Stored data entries
■ ■ ■ ■

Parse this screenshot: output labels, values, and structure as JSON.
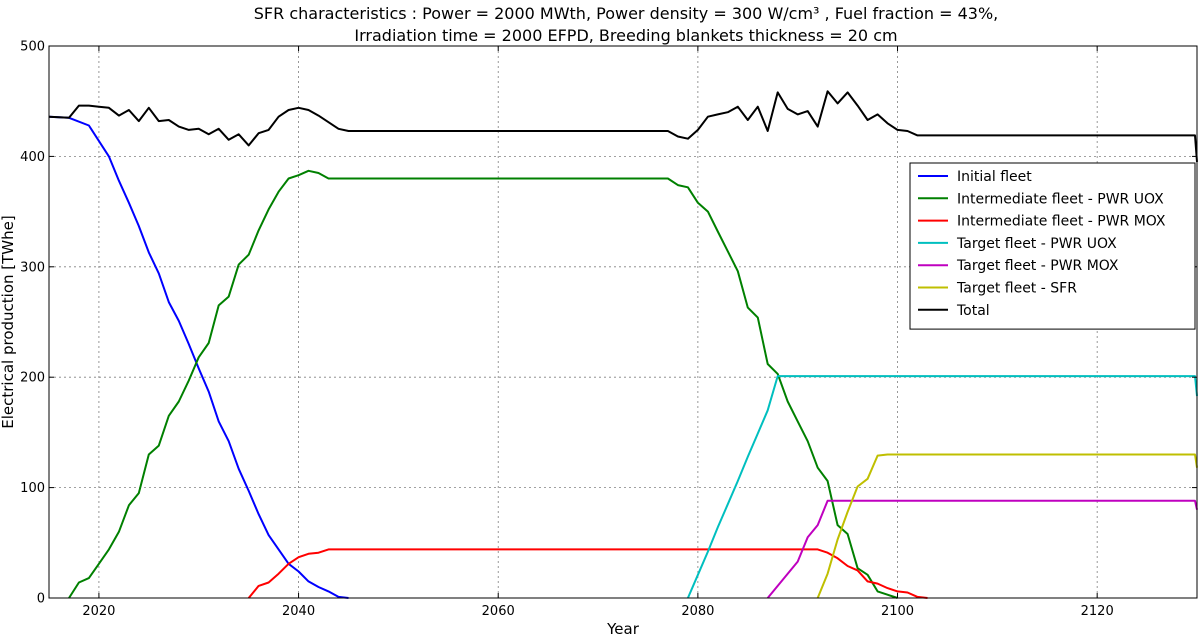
{
  "chart_data": {
    "type": "line",
    "title_lines": [
      "SFR characteristics : Power = 2000 MWth, Power density = 300 W/cm³ , Fuel fraction = 43%,",
      "Irradiation time = 2000 EFPD, Breeding blankets thickness = 20 cm"
    ],
    "xlabel": "Year",
    "ylabel": "Electrical production [TWhe]",
    "xlim": [
      2015,
      2130
    ],
    "ylim": [
      0,
      500
    ],
    "xticks": [
      2020,
      2040,
      2060,
      2080,
      2100,
      2120
    ],
    "yticks": [
      0,
      100,
      200,
      300,
      400,
      500
    ],
    "grid": true,
    "legend_position": "center-right",
    "series": [
      {
        "name": "Initial fleet",
        "color": "#0000ff",
        "points": [
          [
            2015,
            436
          ],
          [
            2017,
            435
          ],
          [
            2019,
            428
          ],
          [
            2021,
            400
          ],
          [
            2022,
            378
          ],
          [
            2023,
            358
          ],
          [
            2024,
            337
          ],
          [
            2025,
            313
          ],
          [
            2026,
            294
          ],
          [
            2027,
            268
          ],
          [
            2028,
            251
          ],
          [
            2029,
            230
          ],
          [
            2030,
            208
          ],
          [
            2031,
            187
          ],
          [
            2032,
            160
          ],
          [
            2033,
            142
          ],
          [
            2034,
            117
          ],
          [
            2035,
            97
          ],
          [
            2036,
            76
          ],
          [
            2037,
            57
          ],
          [
            2038,
            44
          ],
          [
            2039,
            31
          ],
          [
            2040,
            24
          ],
          [
            2041,
            15
          ],
          [
            2042,
            10
          ],
          [
            2043,
            6
          ],
          [
            2044,
            1
          ],
          [
            2045,
            0
          ]
        ]
      },
      {
        "name": "Intermediate fleet - PWR UOX",
        "color": "#008000",
        "points": [
          [
            2017,
            0
          ],
          [
            2018,
            14
          ],
          [
            2019,
            18
          ],
          [
            2020,
            31
          ],
          [
            2021,
            44
          ],
          [
            2022,
            60
          ],
          [
            2023,
            84
          ],
          [
            2024,
            95
          ],
          [
            2025,
            130
          ],
          [
            2026,
            138
          ],
          [
            2027,
            165
          ],
          [
            2028,
            178
          ],
          [
            2029,
            197
          ],
          [
            2030,
            218
          ],
          [
            2031,
            231
          ],
          [
            2032,
            265
          ],
          [
            2033,
            273
          ],
          [
            2034,
            302
          ],
          [
            2035,
            311
          ],
          [
            2036,
            333
          ],
          [
            2037,
            352
          ],
          [
            2038,
            368
          ],
          [
            2039,
            380
          ],
          [
            2040,
            383
          ],
          [
            2041,
            387
          ],
          [
            2042,
            385
          ],
          [
            2043,
            380
          ],
          [
            2050,
            380
          ],
          [
            2060,
            380
          ],
          [
            2070,
            380
          ],
          [
            2077,
            380
          ],
          [
            2078,
            374
          ],
          [
            2079,
            372
          ],
          [
            2080,
            358
          ],
          [
            2081,
            350
          ],
          [
            2082,
            332
          ],
          [
            2083,
            314
          ],
          [
            2084,
            296
          ],
          [
            2085,
            263
          ],
          [
            2086,
            254
          ],
          [
            2087,
            212
          ],
          [
            2088,
            203
          ],
          [
            2089,
            178
          ],
          [
            2090,
            160
          ],
          [
            2091,
            142
          ],
          [
            2092,
            118
          ],
          [
            2093,
            106
          ],
          [
            2094,
            66
          ],
          [
            2095,
            58
          ],
          [
            2096,
            27
          ],
          [
            2097,
            21
          ],
          [
            2098,
            6
          ],
          [
            2099,
            3
          ],
          [
            2100,
            0
          ]
        ]
      },
      {
        "name": "Intermediate fleet - PWR MOX",
        "color": "#ff0000",
        "points": [
          [
            2035,
            0
          ],
          [
            2036,
            11
          ],
          [
            2037,
            14
          ],
          [
            2038,
            22
          ],
          [
            2039,
            31
          ],
          [
            2040,
            37
          ],
          [
            2041,
            40
          ],
          [
            2042,
            41
          ],
          [
            2043,
            44
          ],
          [
            2050,
            44
          ],
          [
            2060,
            44
          ],
          [
            2070,
            44
          ],
          [
            2080,
            44
          ],
          [
            2090,
            44
          ],
          [
            2092,
            44
          ],
          [
            2093,
            41
          ],
          [
            2094,
            36
          ],
          [
            2095,
            29
          ],
          [
            2096,
            25
          ],
          [
            2097,
            15
          ],
          [
            2098,
            13
          ],
          [
            2099,
            9
          ],
          [
            2100,
            6
          ],
          [
            2101,
            5
          ],
          [
            2102,
            1
          ],
          [
            2103,
            0
          ]
        ]
      },
      {
        "name": "Target fleet - PWR UOX",
        "color": "#00bfbf",
        "points": [
          [
            2079,
            0
          ],
          [
            2080,
            21
          ],
          [
            2081,
            42
          ],
          [
            2082,
            64
          ],
          [
            2083,
            85
          ],
          [
            2084,
            106
          ],
          [
            2085,
            128
          ],
          [
            2086,
            149
          ],
          [
            2087,
            170
          ],
          [
            2088,
            201
          ],
          [
            2100,
            201
          ],
          [
            2110,
            201
          ],
          [
            2120,
            201
          ],
          [
            2129.8,
            201
          ],
          [
            2130,
            183
          ]
        ]
      },
      {
        "name": "Target fleet - PWR MOX",
        "color": "#bf00bf",
        "points": [
          [
            2087,
            0
          ],
          [
            2088,
            11
          ],
          [
            2089,
            22
          ],
          [
            2090,
            33
          ],
          [
            2091,
            55
          ],
          [
            2092,
            66
          ],
          [
            2093,
            88
          ],
          [
            2100,
            88
          ],
          [
            2110,
            88
          ],
          [
            2120,
            88
          ],
          [
            2129.8,
            88
          ],
          [
            2130,
            80
          ]
        ]
      },
      {
        "name": "Target fleet - SFR",
        "color": "#bfbf00",
        "points": [
          [
            2092,
            0
          ],
          [
            2093,
            22
          ],
          [
            2094,
            53
          ],
          [
            2095,
            78
          ],
          [
            2096,
            101
          ],
          [
            2097,
            108
          ],
          [
            2098,
            129
          ],
          [
            2099,
            130
          ],
          [
            2110,
            130
          ],
          [
            2120,
            130
          ],
          [
            2129.8,
            130
          ],
          [
            2130,
            118
          ]
        ]
      },
      {
        "name": "Total",
        "color": "#000000",
        "points": [
          [
            2015,
            436
          ],
          [
            2017,
            435
          ],
          [
            2018,
            446
          ],
          [
            2019,
            446
          ],
          [
            2020,
            445
          ],
          [
            2021,
            444
          ],
          [
            2022,
            437
          ],
          [
            2023,
            442
          ],
          [
            2024,
            432
          ],
          [
            2025,
            444
          ],
          [
            2026,
            432
          ],
          [
            2027,
            433
          ],
          [
            2028,
            427
          ],
          [
            2029,
            424
          ],
          [
            2030,
            425
          ],
          [
            2031,
            420
          ],
          [
            2032,
            425
          ],
          [
            2033,
            415
          ],
          [
            2034,
            420
          ],
          [
            2035,
            410
          ],
          [
            2036,
            421
          ],
          [
            2037,
            424
          ],
          [
            2038,
            436
          ],
          [
            2039,
            442
          ],
          [
            2040,
            444
          ],
          [
            2041,
            442
          ],
          [
            2042,
            437
          ],
          [
            2043,
            431
          ],
          [
            2044,
            425
          ],
          [
            2045,
            423
          ],
          [
            2050,
            423
          ],
          [
            2060,
            423
          ],
          [
            2070,
            423
          ],
          [
            2077,
            423
          ],
          [
            2078,
            418
          ],
          [
            2079,
            416
          ],
          [
            2080,
            424
          ],
          [
            2081,
            436
          ],
          [
            2082,
            438
          ],
          [
            2083,
            440
          ],
          [
            2084,
            445
          ],
          [
            2085,
            433
          ],
          [
            2086,
            445
          ],
          [
            2087,
            423
          ],
          [
            2088,
            458
          ],
          [
            2089,
            443
          ],
          [
            2090,
            438
          ],
          [
            2091,
            441
          ],
          [
            2092,
            427
          ],
          [
            2093,
            459
          ],
          [
            2094,
            448
          ],
          [
            2095,
            458
          ],
          [
            2096,
            446
          ],
          [
            2097,
            433
          ],
          [
            2098,
            438
          ],
          [
            2099,
            430
          ],
          [
            2100,
            424
          ],
          [
            2101,
            423
          ],
          [
            2102,
            419
          ],
          [
            2110,
            419
          ],
          [
            2120,
            419
          ],
          [
            2129.8,
            419
          ],
          [
            2130,
            395
          ]
        ]
      }
    ]
  }
}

■ ■ ■ ■

> Work required
Each line that has the word "color" should be copied.

> Result of this exercise
        "color": "#0000ff",
        "color": "#008000",
        "color": "#ff0000",
        "color": "#00bfbf",
        "color": "#bf00bf",
        "color": "#bfbf00",
        "color": "#000000",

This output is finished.